INSTRUCTIONS TO FOLLOW:
Locate the lines that hold the string "Antrag". Copy every such line.

====== EXCERPTED DATA ======

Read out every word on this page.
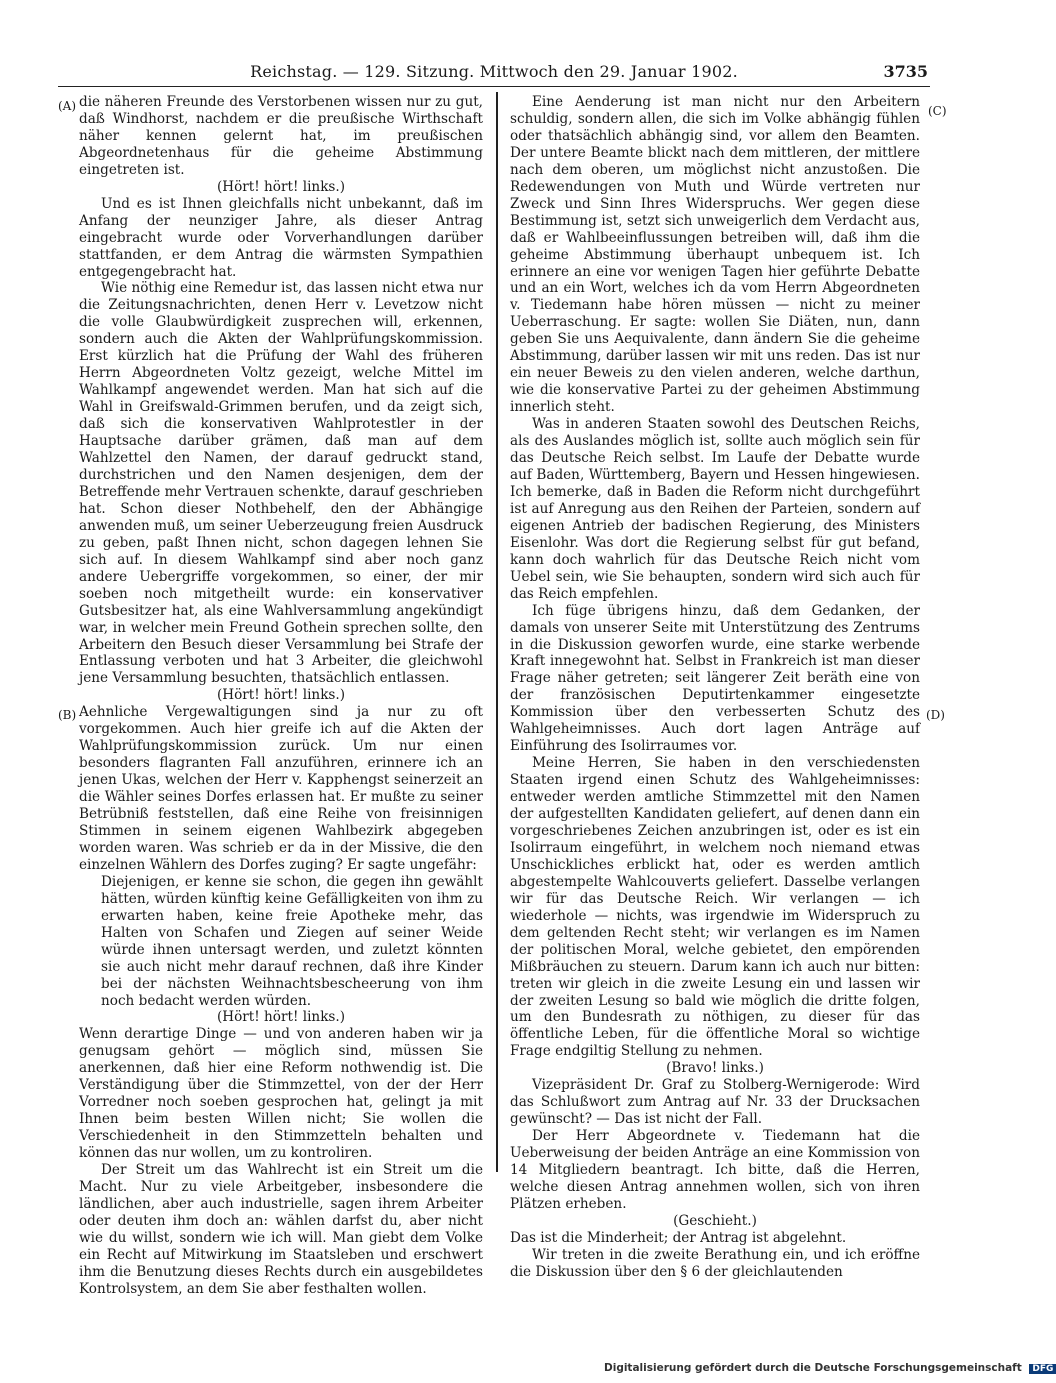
Reichstag. — 129. Sitzung. Mittwoch den 29. Januar 1902.	3735
(A)
(B)
(C)
(D)

die näheren Freunde des Verstorbenen wissen nur zu gut, daß Windhorst, nachdem er die preußische Wirthschaft näher kennen gelernt hat, im preußischen Abgeordnetenhaus für die geheime Abstimmung eingetreten ist.

(Hört! hört! links.)

Und es ist Ihnen gleichfalls nicht unbekannt, daß im Anfang der neunziger Jahre, als dieser Antrag eingebracht wurde oder Vorverhandlungen darüber stattfanden, er dem Antrag die wärmsten Sympathien entgegengebracht hat.

Wie nöthig eine Remedur ist, das lassen nicht etwa nur die Zeitungsnachrichten, denen Herr v. Levetzow nicht die volle Glaubwürdigkeit zusprechen will, erkennen, sondern auch die Akten der Wahlprüfungskommission. Erst kürzlich hat die Prüfung der Wahl des früheren Herrn Abgeordneten Voltz gezeigt, welche Mittel im Wahlkampf angewendet werden. Man hat sich auf die Wahl in Greifswald-Grimmen berufen, und da zeigt sich, daß sich die konservativen Wahlprotestler in der Hauptsache darüber grämen, daß man auf dem Wahlzettel den Namen, der darauf gedruckt stand, durchstrichen und den Namen desjenigen, dem der Betreffende mehr Vertrauen schenkte, darauf geschrieben hat. Schon dieser Nothbehelf, den der Abhängige anwenden muß, um seiner Ueberzeugung freien Ausdruck zu geben, paßt Ihnen nicht, schon dagegen lehnen Sie sich auf. In diesem Wahlkampf sind aber noch ganz andere Uebergriffe vorgekommen, so einer, der mir soeben noch mitgetheilt wurde: ein konservativer Gutsbesitzer hat, als eine Wahlversammlung angekündigt war, in welcher mein Freund Gothein sprechen sollte, den Arbeitern den Besuch dieser Versammlung bei Strafe der Entlassung verboten und hat 3 Arbeiter, die gleichwohl jene Versammlung besuchten, thatsächlich entlassen.

(Hört! hört! links.)

Aehnliche Vergewaltigungen sind ja nur zu oft vorgekommen. Auch hier greife ich auf die Akten der Wahlprüfungskommission zurück. Um nur einen besonders flagranten Fall anzuführen, erinnere ich an jenen Ukas, welchen der Herr v. Kapphengst seinerzeit an die Wähler seines Dorfes erlassen hat. Er mußte zu seiner Betrübniß feststellen, daß eine Reihe von freisinnigen Stimmen in seinem eigenen Wahlbezirk abgegeben worden waren. Was schrieb er da in der Missive, die den einzelnen Wählern des Dorfes zuging? Er sagte ungefähr:

Diejenigen, er kenne sie schon, die gegen ihn gewählt hätten, würden künftig keine Gefälligkeiten von ihm zu erwarten haben, keine freie Apotheke mehr, das Halten von Schafen und Ziegen auf seiner Weide würde ihnen untersagt werden, und zuletzt könnten sie auch nicht mehr darauf rechnen, daß ihre Kinder bei der nächsten Weihnachtsbescheerung von ihm noch bedacht werden würden.

(Hört! hört! links.)

Wenn derartige Dinge — und von anderen haben wir ja genugsam gehört — möglich sind, müssen Sie anerkennen, daß hier eine Reform nothwendig ist. Die Verständigung über die Stimmzettel, von der der Herr Vorredner noch soeben gesprochen hat, gelingt ja mit Ihnen beim besten Willen nicht; Sie wollen die Verschiedenheit in den Stimmzetteln behalten und können das nur wollen, um zu kontroliren.

Der Streit um das Wahlrecht ist ein Streit um die Macht. Nur zu viele Arbeitgeber, insbesondere die ländlichen, aber auch industrielle, sagen ihrem Arbeiter oder deuten ihm doch an: wählen darfst du, aber nicht wie du willst, sondern wie ich will. Man giebt dem Volke ein Recht auf Mitwirkung im Staatsleben und erschwert ihm die Benutzung dieses Rechts durch ein ausgebildetes Kontrolsystem, an dem Sie aber festhalten wollen.

Eine Aenderung ist man nicht nur den Arbeitern schuldig, sondern allen, die sich im Volke abhängig fühlen oder thatsächlich abhängig sind, vor allem den Beamten. Der untere Beamte blickt nach dem mittleren, der mittlere nach dem oberen, um möglichst nicht anzustoßen. Die Redewendungen von Muth und Würde vertreten nur Zweck und Sinn Ihres Widerspruchs. Wer gegen diese Bestimmung ist, setzt sich unweigerlich dem Verdacht aus, daß er Wahlbeeinflussungen betreiben will, daß ihm die geheime Abstimmung überhaupt unbequem ist. Ich erinnere an eine vor wenigen Tagen hier geführte Debatte und an ein Wort, welches ich da vom Herrn Abgeordneten v. Tiedemann habe hören müssen — nicht zu meiner Ueberraschung. Er sagte: wollen Sie Diäten, nun, dann geben Sie uns Aequivalente, dann ändern Sie die geheime Abstimmung, darüber lassen wir mit uns reden. Das ist nur ein neuer Beweis zu den vielen anderen, welche darthun, wie die konservative Partei zu der geheimen Abstimmung innerlich steht.

Was in anderen Staaten sowohl des Deutschen Reichs, als des Auslandes möglich ist, sollte auch möglich sein für das Deutsche Reich selbst. Im Laufe der Debatte wurde auf Baden, Württemberg, Bayern und Hessen hingewiesen. Ich bemerke, daß in Baden die Reform nicht durchgeführt ist auf Anregung aus den Reihen der Parteien, sondern auf eigenen Antrieb der badischen Regierung, des Ministers Eisenlohr. Was dort die Regierung selbst für gut befand, kann doch wahrlich für das Deutsche Reich nicht vom Uebel sein, wie Sie behaupten, sondern wird sich auch für das Reich empfehlen.

Ich füge übrigens hinzu, daß dem Gedanken, der damals von unserer Seite mit Unterstützung des Zentrums in die Diskussion geworfen wurde, eine starke werbende Kraft innegewohnt hat. Selbst in Frankreich ist man dieser Frage näher getreten; seit längerer Zeit beräth eine von der französischen Deputirtenkammer eingesetzte Kommission über den verbesserten Schutz des Wahlgeheimnisses. Auch dort lagen Anträge auf Einführung des Isolirraumes vor.

Meine Herren, Sie haben in den verschiedensten Staaten irgend einen Schutz des Wahlgeheimnisses: entweder werden amtliche Stimmzettel mit den Namen der aufgestellten Kandidaten geliefert, auf denen dann ein vorgeschriebenes Zeichen anzubringen ist, oder es ist ein Isolirraum eingeführt, in welchem noch niemand etwas Unschickliches erblickt hat, oder es werden amtlich abgestempelte Wahlcouverts geliefert. Dasselbe verlangen wir für das Deutsche Reich. Wir verlangen — ich wiederhole — nichts, was irgendwie im Widerspruch zu dem geltenden Recht steht; wir verlangen es im Namen der politischen Moral, welche gebietet, den empörenden Mißbräuchen zu steuern. Darum kann ich auch nur bitten: treten wir gleich in die zweite Lesung ein und lassen wir der zweiten Lesung so bald wie möglich die dritte folgen, um den Bundesrath zu nöthigen, zu dieser für das öffentliche Leben, für die öffentliche Moral so wichtige Frage endgiltig Stellung zu nehmen.

(Bravo! links.)

Vizepräsident Dr. Graf zu Stolberg-Wernigerode: Wird das Schlußwort zum Antrag auf Nr. 33 der Drucksachen gewünscht? — Das ist nicht der Fall.

Der Herr Abgeordnete v. Tiedemann hat die Ueberweisung der beiden Anträge an eine Kommission von 14 Mitgliedern beantragt. Ich bitte, daß die Herren, welche diesen Antrag annehmen wollen, sich von ihren Plätzen erheben.

(Geschieht.)

Das ist die Minderheit; der Antrag ist abgelehnt.

Wir treten in die zweite Berathung ein, und ich eröffne die Diskussion über den § 6 der gleichlautenden

Digitalisierung gefördert durch die Deutsche Forschungsgemeinschaft DFG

======

TASK RESULT:
Und es ist Ihnen gleichfalls nicht unbekannt, daß im Anfang der neunziger Jahre, als dieser Antrag eingebracht wurde oder Vorverhandlungen darüber stattfanden, er dem Antrag die wärmsten Sympathien entgegengebracht hat.
Vizepräsident Dr. Graf zu Stolberg-Wernigerode: Wird das Schlußwort zum Antrag auf Nr. 33 der Drucksachen gewünscht? — Das ist nicht der Fall.
Der Herr Abgeordnete v. Tiedemann hat die Ueberweisung der beiden Anträge an eine Kommission von 14 Mitgliedern beantragt. Ich bitte, daß die Herren, welche diesen Antrag annehmen wollen, sich von ihren Plätzen erheben.
Das ist die Minderheit; der Antrag ist abgelehnt.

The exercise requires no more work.